§ TASK GOAL:
Write out all lines holding the word "JSON".
* Start *
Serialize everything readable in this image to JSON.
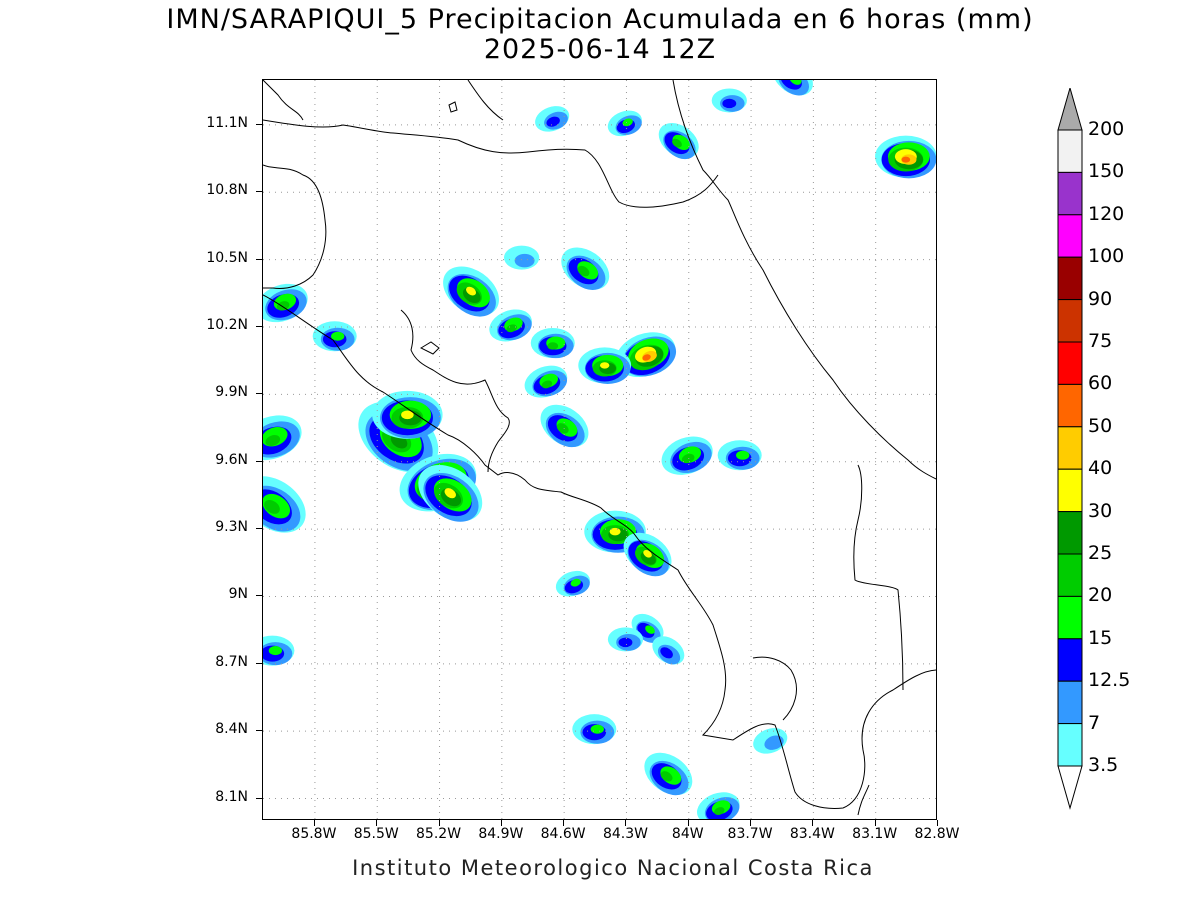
{
  "title": {
    "line1": "IMN/SARAPIQUI_5 Precipitacion Acumulada en 6 horas (mm)",
    "line2": "2025-06-14 12Z"
  },
  "footer": "Instituto Meteorologico Nacional Costa Rica",
  "map": {
    "projection": "lat-lon",
    "lon_range": [
      -86.05,
      -82.8
    ],
    "lat_range": [
      8.0,
      11.3
    ],
    "grid": "dotted",
    "lat_ticks": [
      {
        "value": 8.1,
        "label": "8.1N"
      },
      {
        "value": 8.4,
        "label": "8.4N"
      },
      {
        "value": 8.7,
        "label": "8.7N"
      },
      {
        "value": 9.0,
        "label": "9N"
      },
      {
        "value": 9.3,
        "label": "9.3N"
      },
      {
        "value": 9.6,
        "label": "9.6N"
      },
      {
        "value": 9.9,
        "label": "9.9N"
      },
      {
        "value": 10.2,
        "label": "10.2N"
      },
      {
        "value": 10.5,
        "label": "10.5N"
      },
      {
        "value": 10.8,
        "label": "10.8N"
      },
      {
        "value": 11.1,
        "label": "11.1N"
      }
    ],
    "lon_ticks": [
      {
        "value": -85.8,
        "label": "85.8W"
      },
      {
        "value": -85.5,
        "label": "85.5W"
      },
      {
        "value": -85.2,
        "label": "85.2W"
      },
      {
        "value": -84.9,
        "label": "84.9W"
      },
      {
        "value": -84.6,
        "label": "84.6W"
      },
      {
        "value": -84.3,
        "label": "84.3W"
      },
      {
        "value": -84.0,
        "label": "84W"
      },
      {
        "value": -83.7,
        "label": "83.7W"
      },
      {
        "value": -83.4,
        "label": "83.4W"
      },
      {
        "value": -83.1,
        "label": "83.1W"
      },
      {
        "value": -82.8,
        "label": "82.8W"
      }
    ]
  },
  "colorbar": {
    "levels": [
      "3.5",
      "7",
      "12.5",
      "15",
      "20",
      "25",
      "30",
      "40",
      "50",
      "60",
      "75",
      "90",
      "100",
      "120",
      "150",
      "200"
    ],
    "colors": [
      "#66ffff",
      "#3399ff",
      "#0000ff",
      "#00ff00",
      "#00cc00",
      "#009900",
      "#ffff00",
      "#ffcc00",
      "#ff6600",
      "#ff0000",
      "#cc3300",
      "#990000",
      "#ff00ff",
      "#9933cc",
      "#f2f2f2",
      "#aaaaaa"
    ]
  },
  "rain_cells": [
    {
      "lon": -85.4,
      "lat": 9.7,
      "level": 5,
      "spread": 1.0
    },
    {
      "lon": -85.2,
      "lat": 9.5,
      "level": 8,
      "spread": 0.9
    },
    {
      "lon": -85.35,
      "lat": 9.8,
      "level": 6,
      "spread": 0.8
    },
    {
      "lon": -85.15,
      "lat": 9.45,
      "level": 6,
      "spread": 0.8
    },
    {
      "lon": -85.95,
      "lat": 10.3,
      "level": 4,
      "spread": 0.6
    },
    {
      "lon": -85.7,
      "lat": 10.15,
      "level": 3,
      "spread": 0.5
    },
    {
      "lon": -86.0,
      "lat": 9.4,
      "level": 4,
      "spread": 0.8
    },
    {
      "lon": -86.0,
      "lat": 9.7,
      "level": 4,
      "spread": 0.7
    },
    {
      "lon": -86.0,
      "lat": 8.75,
      "level": 3,
      "spread": 0.5
    },
    {
      "lon": -85.05,
      "lat": 10.35,
      "level": 6,
      "spread": 0.7
    },
    {
      "lon": -84.85,
      "lat": 10.2,
      "level": 4,
      "spread": 0.5
    },
    {
      "lon": -84.65,
      "lat": 10.12,
      "level": 4,
      "spread": 0.5
    },
    {
      "lon": -84.5,
      "lat": 10.45,
      "level": 4,
      "spread": 0.6
    },
    {
      "lon": -84.2,
      "lat": 10.07,
      "level": 8,
      "spread": 0.7
    },
    {
      "lon": -84.4,
      "lat": 10.02,
      "level": 6,
      "spread": 0.6
    },
    {
      "lon": -84.6,
      "lat": 9.75,
      "level": 4,
      "spread": 0.6
    },
    {
      "lon": -84.68,
      "lat": 9.95,
      "level": 4,
      "spread": 0.5
    },
    {
      "lon": -84.35,
      "lat": 9.28,
      "level": 6,
      "spread": 0.7
    },
    {
      "lon": -84.2,
      "lat": 9.18,
      "level": 6,
      "spread": 0.6
    },
    {
      "lon": -84.0,
      "lat": 9.62,
      "level": 4,
      "spread": 0.6
    },
    {
      "lon": -83.75,
      "lat": 9.62,
      "level": 3,
      "spread": 0.5
    },
    {
      "lon": -84.05,
      "lat": 11.02,
      "level": 4,
      "spread": 0.5
    },
    {
      "lon": -84.3,
      "lat": 11.1,
      "level": 3,
      "spread": 0.4
    },
    {
      "lon": -82.95,
      "lat": 10.95,
      "level": 8,
      "spread": 0.7
    },
    {
      "lon": -84.1,
      "lat": 8.2,
      "level": 4,
      "spread": 0.6
    },
    {
      "lon": -83.85,
      "lat": 8.05,
      "level": 4,
      "spread": 0.5
    },
    {
      "lon": -84.45,
      "lat": 8.4,
      "level": 3,
      "spread": 0.5
    },
    {
      "lon": -84.2,
      "lat": 8.85,
      "level": 3,
      "spread": 0.4
    },
    {
      "lon": -84.55,
      "lat": 9.05,
      "level": 3,
      "spread": 0.4
    },
    {
      "lon": -84.3,
      "lat": 8.8,
      "level": 2,
      "spread": 0.4
    },
    {
      "lon": -84.1,
      "lat": 8.75,
      "level": 2,
      "spread": 0.4
    },
    {
      "lon": -83.6,
      "lat": 8.35,
      "level": 1,
      "spread": 0.4
    },
    {
      "lon": -84.8,
      "lat": 10.5,
      "level": 1,
      "spread": 0.4
    },
    {
      "lon": -83.5,
      "lat": 11.3,
      "level": 3,
      "spread": 0.5
    },
    {
      "lon": -84.65,
      "lat": 11.12,
      "level": 2,
      "spread": 0.4
    },
    {
      "lon": -83.8,
      "lat": 11.2,
      "level": 2,
      "spread": 0.4
    }
  ]
}
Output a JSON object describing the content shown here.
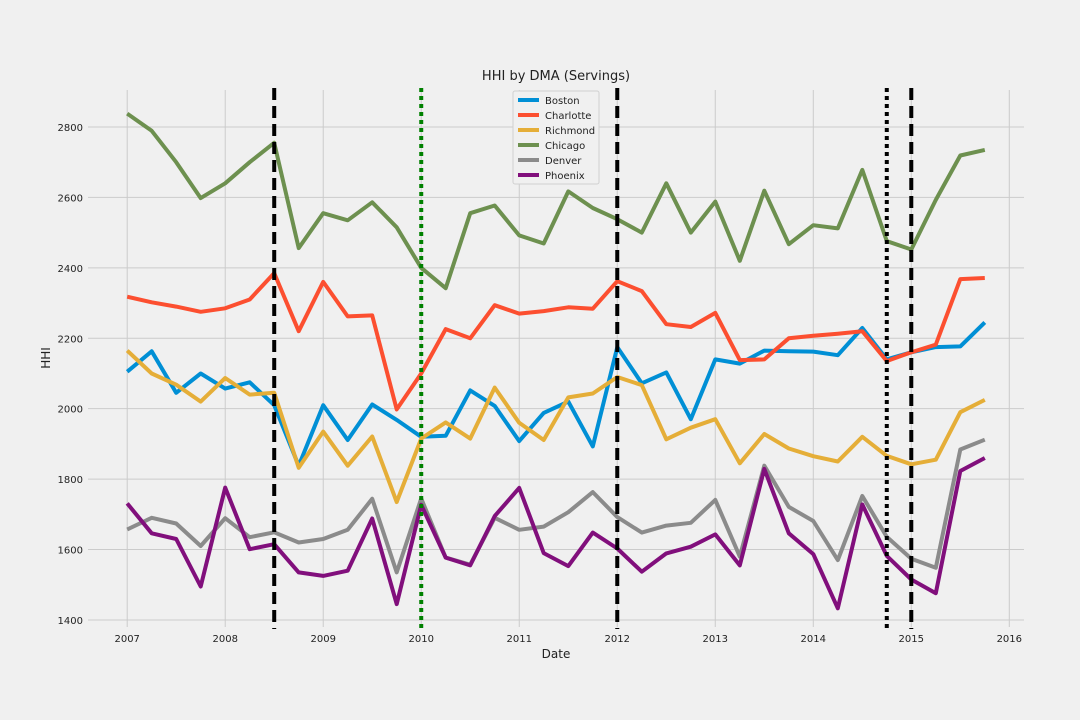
* End *
§ OUTPUT FOR THIS TASK:
Serialize everything readable in this image to JSON.
Output a JSON object describing the content shown here.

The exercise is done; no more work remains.